GIVEN EXERCISE
Pull every line of the entries that has the word "Market".
** Begin **
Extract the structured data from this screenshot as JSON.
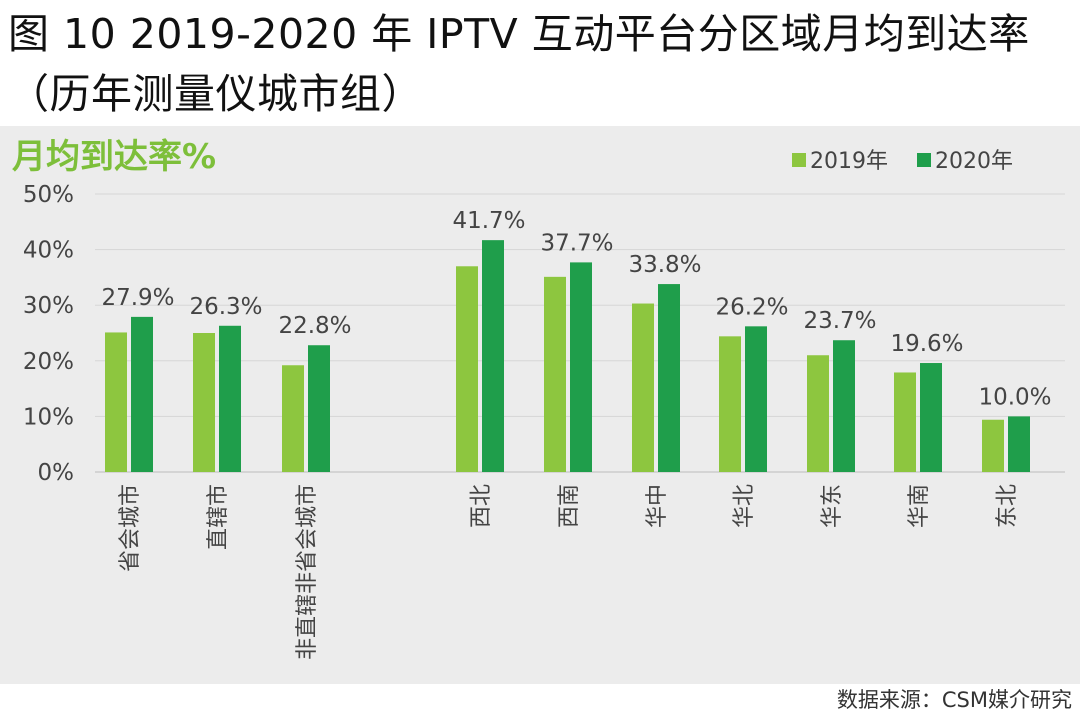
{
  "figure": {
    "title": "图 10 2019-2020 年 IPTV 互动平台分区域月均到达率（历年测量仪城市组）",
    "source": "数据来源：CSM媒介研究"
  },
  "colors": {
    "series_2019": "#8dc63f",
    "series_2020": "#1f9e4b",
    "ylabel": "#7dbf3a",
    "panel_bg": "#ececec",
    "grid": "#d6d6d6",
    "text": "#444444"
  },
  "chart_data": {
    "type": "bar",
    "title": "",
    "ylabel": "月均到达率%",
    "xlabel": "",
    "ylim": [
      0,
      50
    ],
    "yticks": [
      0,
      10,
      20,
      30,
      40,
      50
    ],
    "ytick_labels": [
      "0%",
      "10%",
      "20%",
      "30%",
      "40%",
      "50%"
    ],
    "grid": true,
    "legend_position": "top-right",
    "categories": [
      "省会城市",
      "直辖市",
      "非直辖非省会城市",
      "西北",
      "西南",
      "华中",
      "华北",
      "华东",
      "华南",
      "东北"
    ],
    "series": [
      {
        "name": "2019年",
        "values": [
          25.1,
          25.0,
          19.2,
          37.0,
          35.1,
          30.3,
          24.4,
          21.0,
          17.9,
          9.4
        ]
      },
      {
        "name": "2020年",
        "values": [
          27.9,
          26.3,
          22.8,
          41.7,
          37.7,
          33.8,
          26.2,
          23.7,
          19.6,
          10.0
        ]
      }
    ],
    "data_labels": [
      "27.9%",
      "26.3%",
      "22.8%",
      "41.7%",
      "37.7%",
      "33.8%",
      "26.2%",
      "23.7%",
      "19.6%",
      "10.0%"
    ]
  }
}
** End **
** Begin **
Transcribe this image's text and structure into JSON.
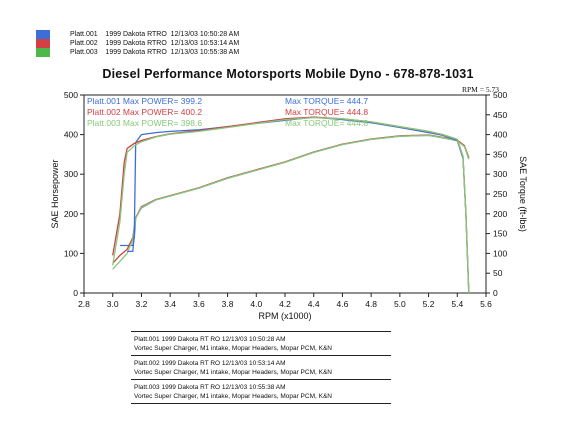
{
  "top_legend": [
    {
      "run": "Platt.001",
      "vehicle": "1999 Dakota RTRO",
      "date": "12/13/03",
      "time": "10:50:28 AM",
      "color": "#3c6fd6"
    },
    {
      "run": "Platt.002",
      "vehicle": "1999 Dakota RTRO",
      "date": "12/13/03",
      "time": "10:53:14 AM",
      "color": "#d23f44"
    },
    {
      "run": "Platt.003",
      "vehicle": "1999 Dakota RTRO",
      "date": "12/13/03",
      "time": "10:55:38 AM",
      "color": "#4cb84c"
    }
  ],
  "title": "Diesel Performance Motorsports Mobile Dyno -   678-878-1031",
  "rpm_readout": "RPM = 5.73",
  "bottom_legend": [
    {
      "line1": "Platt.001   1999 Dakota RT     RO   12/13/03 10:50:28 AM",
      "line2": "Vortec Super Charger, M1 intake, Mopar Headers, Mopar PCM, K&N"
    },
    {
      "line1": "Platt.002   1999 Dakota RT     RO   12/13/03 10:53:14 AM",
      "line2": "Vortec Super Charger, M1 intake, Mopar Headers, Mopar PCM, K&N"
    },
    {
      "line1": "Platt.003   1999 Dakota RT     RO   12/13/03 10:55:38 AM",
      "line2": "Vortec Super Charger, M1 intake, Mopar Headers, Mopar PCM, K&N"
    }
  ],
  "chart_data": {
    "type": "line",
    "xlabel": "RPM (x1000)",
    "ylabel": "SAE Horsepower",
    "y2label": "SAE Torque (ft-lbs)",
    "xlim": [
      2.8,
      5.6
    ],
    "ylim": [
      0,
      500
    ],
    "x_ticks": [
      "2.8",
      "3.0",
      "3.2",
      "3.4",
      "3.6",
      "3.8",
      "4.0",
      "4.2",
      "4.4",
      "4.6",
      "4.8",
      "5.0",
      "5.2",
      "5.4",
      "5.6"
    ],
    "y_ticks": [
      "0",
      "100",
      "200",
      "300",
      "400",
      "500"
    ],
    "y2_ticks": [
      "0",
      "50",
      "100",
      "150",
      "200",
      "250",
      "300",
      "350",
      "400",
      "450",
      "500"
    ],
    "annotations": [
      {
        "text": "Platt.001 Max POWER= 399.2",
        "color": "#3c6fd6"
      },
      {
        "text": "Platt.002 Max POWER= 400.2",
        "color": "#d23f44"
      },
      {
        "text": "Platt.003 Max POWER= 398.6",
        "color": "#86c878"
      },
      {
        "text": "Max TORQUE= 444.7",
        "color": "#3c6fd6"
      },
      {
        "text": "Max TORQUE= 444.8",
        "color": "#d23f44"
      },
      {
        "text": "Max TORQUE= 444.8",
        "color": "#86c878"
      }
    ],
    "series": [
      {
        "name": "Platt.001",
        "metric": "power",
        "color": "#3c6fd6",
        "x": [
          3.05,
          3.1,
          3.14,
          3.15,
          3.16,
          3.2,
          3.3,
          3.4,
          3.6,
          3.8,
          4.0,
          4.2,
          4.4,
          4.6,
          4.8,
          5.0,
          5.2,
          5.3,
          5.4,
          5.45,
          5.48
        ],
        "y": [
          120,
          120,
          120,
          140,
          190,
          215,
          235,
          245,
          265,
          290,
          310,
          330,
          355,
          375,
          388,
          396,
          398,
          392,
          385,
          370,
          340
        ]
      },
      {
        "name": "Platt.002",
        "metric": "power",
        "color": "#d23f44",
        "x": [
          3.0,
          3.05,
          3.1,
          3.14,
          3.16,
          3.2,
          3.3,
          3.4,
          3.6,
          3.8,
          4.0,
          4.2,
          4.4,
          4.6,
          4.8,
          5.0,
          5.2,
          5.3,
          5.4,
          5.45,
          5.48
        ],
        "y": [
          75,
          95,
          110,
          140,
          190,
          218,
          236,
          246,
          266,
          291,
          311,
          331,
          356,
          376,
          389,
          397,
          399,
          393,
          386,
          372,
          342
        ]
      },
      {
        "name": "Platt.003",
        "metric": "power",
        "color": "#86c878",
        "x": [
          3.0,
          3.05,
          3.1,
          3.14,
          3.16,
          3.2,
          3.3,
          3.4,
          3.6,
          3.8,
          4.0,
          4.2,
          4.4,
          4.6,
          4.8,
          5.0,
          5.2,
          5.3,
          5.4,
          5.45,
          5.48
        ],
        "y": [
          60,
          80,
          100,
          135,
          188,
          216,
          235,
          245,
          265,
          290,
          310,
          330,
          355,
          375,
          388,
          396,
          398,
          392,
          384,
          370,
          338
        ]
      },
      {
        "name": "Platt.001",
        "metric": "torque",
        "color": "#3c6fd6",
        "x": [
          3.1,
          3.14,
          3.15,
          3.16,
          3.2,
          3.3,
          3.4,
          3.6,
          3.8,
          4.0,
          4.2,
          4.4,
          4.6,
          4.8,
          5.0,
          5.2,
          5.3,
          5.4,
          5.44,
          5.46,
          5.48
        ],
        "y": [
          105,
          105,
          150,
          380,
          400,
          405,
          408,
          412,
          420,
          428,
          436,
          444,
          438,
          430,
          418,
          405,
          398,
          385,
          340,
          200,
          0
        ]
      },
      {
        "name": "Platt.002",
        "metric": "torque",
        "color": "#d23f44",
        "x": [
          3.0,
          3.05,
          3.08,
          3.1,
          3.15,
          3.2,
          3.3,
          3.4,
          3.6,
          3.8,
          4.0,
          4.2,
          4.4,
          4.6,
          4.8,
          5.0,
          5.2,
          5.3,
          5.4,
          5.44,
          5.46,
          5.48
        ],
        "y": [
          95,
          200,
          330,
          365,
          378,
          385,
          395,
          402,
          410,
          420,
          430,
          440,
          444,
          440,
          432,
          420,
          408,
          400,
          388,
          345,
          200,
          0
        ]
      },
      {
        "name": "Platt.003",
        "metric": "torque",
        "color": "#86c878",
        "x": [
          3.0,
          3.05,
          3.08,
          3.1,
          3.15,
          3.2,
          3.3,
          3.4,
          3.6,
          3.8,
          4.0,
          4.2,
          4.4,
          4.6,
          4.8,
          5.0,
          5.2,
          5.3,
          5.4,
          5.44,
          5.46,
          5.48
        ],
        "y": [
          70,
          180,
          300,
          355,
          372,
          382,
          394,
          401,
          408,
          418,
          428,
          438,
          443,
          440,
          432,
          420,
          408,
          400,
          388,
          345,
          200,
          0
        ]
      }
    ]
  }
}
** End **
** Begin **
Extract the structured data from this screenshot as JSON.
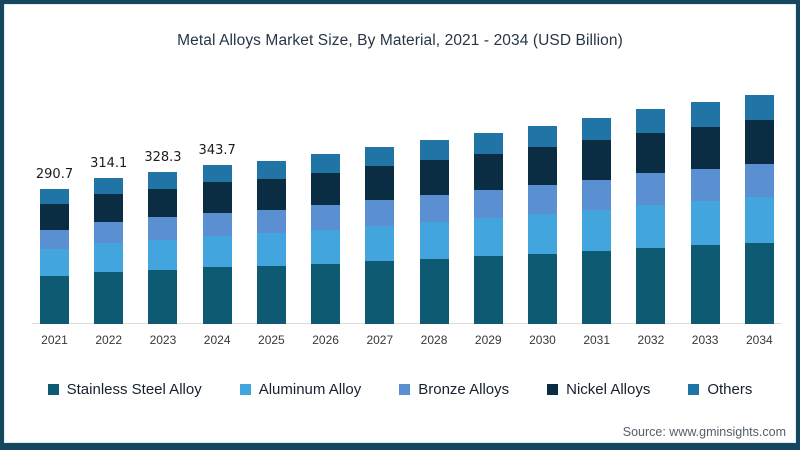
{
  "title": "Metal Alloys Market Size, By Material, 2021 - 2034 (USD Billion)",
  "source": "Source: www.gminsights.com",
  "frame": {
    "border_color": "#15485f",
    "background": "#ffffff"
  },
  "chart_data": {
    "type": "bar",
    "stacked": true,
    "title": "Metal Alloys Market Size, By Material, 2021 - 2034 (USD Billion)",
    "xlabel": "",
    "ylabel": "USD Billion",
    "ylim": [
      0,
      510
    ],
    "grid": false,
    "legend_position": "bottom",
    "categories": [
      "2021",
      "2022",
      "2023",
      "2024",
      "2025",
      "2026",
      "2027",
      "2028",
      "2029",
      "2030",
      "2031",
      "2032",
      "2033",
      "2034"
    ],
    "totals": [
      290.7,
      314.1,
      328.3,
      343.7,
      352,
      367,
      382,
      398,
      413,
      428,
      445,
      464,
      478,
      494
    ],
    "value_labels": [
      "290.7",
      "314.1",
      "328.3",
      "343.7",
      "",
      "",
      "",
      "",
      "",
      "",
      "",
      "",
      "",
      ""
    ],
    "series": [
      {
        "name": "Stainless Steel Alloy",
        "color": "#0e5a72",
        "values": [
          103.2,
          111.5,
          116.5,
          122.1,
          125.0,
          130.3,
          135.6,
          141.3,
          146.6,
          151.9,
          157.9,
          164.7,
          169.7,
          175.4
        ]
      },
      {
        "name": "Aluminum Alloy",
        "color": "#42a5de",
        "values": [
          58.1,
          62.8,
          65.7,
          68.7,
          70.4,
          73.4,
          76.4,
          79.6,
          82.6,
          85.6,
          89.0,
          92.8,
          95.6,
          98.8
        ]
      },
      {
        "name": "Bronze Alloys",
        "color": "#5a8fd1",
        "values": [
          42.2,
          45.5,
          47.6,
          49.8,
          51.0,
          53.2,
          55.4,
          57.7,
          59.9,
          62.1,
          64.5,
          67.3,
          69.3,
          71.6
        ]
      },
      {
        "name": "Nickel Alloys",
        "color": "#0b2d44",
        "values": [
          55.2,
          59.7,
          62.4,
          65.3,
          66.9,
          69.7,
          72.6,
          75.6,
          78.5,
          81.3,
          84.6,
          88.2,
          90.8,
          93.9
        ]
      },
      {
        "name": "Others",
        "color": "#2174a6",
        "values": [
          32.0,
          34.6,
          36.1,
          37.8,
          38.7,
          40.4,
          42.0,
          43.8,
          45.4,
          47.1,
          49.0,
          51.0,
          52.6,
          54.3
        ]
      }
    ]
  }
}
** End **
EXERCISE RESPONSE
  "title": "Metal Alloys Market Size, By Material, 2021 - 2034 (USD Billion)",
    "title": "Metal Alloys Market Size, By Material, 2021 - 2034 (USD Billion)",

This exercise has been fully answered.